>> begin Given data
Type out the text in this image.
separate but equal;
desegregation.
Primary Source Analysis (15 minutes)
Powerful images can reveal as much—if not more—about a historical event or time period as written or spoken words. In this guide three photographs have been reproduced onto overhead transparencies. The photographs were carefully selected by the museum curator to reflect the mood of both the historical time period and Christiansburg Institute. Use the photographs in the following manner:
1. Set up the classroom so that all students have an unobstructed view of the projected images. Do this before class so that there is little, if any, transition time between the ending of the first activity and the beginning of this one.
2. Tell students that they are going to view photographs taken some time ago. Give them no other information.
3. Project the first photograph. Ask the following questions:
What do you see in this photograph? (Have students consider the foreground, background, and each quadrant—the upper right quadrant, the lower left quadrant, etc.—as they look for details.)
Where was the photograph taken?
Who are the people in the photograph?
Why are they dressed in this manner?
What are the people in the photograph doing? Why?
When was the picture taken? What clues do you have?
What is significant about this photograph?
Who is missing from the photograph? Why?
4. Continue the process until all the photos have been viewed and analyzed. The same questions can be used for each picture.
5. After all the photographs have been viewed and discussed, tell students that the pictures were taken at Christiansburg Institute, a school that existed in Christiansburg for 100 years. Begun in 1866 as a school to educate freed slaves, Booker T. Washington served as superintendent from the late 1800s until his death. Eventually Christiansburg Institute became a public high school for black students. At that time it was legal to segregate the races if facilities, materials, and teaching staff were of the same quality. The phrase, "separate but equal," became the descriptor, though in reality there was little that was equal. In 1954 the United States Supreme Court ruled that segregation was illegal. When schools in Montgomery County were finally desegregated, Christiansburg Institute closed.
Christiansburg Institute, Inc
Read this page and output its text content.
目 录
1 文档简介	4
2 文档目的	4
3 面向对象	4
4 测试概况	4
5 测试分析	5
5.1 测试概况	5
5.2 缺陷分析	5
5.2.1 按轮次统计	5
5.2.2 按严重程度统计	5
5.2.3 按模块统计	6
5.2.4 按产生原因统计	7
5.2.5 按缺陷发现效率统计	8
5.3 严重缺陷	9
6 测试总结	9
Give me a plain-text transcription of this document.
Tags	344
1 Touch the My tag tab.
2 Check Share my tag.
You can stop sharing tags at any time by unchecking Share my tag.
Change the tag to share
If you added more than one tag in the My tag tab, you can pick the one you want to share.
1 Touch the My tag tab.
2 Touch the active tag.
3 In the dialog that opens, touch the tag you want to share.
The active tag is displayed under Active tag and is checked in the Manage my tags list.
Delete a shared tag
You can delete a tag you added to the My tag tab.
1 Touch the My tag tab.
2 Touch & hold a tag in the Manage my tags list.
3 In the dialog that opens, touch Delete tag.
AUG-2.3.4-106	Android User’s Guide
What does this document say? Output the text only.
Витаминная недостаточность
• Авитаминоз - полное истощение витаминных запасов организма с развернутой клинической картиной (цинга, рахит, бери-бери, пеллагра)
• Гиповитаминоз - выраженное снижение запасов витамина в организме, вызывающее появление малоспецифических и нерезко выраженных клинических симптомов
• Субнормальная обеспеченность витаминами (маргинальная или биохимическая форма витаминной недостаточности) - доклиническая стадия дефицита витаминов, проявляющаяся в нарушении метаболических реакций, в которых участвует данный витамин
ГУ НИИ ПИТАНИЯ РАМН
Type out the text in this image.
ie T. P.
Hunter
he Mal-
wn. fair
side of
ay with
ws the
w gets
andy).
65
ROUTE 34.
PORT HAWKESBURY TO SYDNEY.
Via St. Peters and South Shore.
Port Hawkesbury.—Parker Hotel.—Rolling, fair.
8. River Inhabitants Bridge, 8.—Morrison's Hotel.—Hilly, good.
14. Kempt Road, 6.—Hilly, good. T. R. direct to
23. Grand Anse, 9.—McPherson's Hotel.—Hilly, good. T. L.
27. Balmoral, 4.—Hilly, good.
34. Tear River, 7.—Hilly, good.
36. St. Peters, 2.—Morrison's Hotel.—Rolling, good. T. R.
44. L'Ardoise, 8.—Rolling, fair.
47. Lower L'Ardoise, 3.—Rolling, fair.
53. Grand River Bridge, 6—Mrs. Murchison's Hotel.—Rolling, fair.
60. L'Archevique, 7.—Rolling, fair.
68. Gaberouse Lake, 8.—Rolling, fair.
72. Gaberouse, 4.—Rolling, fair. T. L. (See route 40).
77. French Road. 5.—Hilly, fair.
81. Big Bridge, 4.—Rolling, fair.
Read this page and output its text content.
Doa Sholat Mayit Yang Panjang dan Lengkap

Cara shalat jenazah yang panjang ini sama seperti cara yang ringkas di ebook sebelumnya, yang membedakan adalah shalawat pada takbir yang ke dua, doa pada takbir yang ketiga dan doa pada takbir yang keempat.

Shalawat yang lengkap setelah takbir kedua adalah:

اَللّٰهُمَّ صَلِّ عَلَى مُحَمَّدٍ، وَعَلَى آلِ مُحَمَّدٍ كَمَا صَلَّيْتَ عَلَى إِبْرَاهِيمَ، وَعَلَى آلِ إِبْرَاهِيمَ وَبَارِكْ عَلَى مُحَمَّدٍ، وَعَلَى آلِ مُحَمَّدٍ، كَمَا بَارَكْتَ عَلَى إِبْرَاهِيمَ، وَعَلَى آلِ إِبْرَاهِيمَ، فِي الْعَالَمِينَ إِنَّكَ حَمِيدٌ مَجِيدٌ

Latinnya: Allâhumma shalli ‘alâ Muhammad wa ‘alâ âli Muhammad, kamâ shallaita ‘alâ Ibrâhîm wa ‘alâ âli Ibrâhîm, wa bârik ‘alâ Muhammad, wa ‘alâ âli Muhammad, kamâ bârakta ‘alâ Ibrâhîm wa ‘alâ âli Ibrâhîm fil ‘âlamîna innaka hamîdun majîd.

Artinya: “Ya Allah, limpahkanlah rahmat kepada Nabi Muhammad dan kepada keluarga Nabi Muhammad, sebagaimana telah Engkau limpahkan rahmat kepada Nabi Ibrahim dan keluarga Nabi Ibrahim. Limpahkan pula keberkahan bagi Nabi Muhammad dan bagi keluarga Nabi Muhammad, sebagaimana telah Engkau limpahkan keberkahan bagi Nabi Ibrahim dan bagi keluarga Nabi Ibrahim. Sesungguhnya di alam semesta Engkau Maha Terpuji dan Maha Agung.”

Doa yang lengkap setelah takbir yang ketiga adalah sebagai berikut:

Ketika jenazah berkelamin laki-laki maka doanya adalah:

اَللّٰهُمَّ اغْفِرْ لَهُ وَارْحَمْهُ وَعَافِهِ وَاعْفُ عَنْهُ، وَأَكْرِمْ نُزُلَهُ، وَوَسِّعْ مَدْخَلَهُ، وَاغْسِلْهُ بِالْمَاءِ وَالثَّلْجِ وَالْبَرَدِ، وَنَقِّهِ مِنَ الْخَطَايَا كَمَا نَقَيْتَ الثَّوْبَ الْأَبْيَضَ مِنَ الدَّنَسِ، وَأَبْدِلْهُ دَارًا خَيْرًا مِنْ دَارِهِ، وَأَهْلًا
>> end Given data
__Exercise description__
Copy each line above that contains the word "Peters".

__Answer for the task__
Via St. Peters and South Shore.
36. St. Peters, 2.—Morrison's Hotel.—Rolling, good. T. R.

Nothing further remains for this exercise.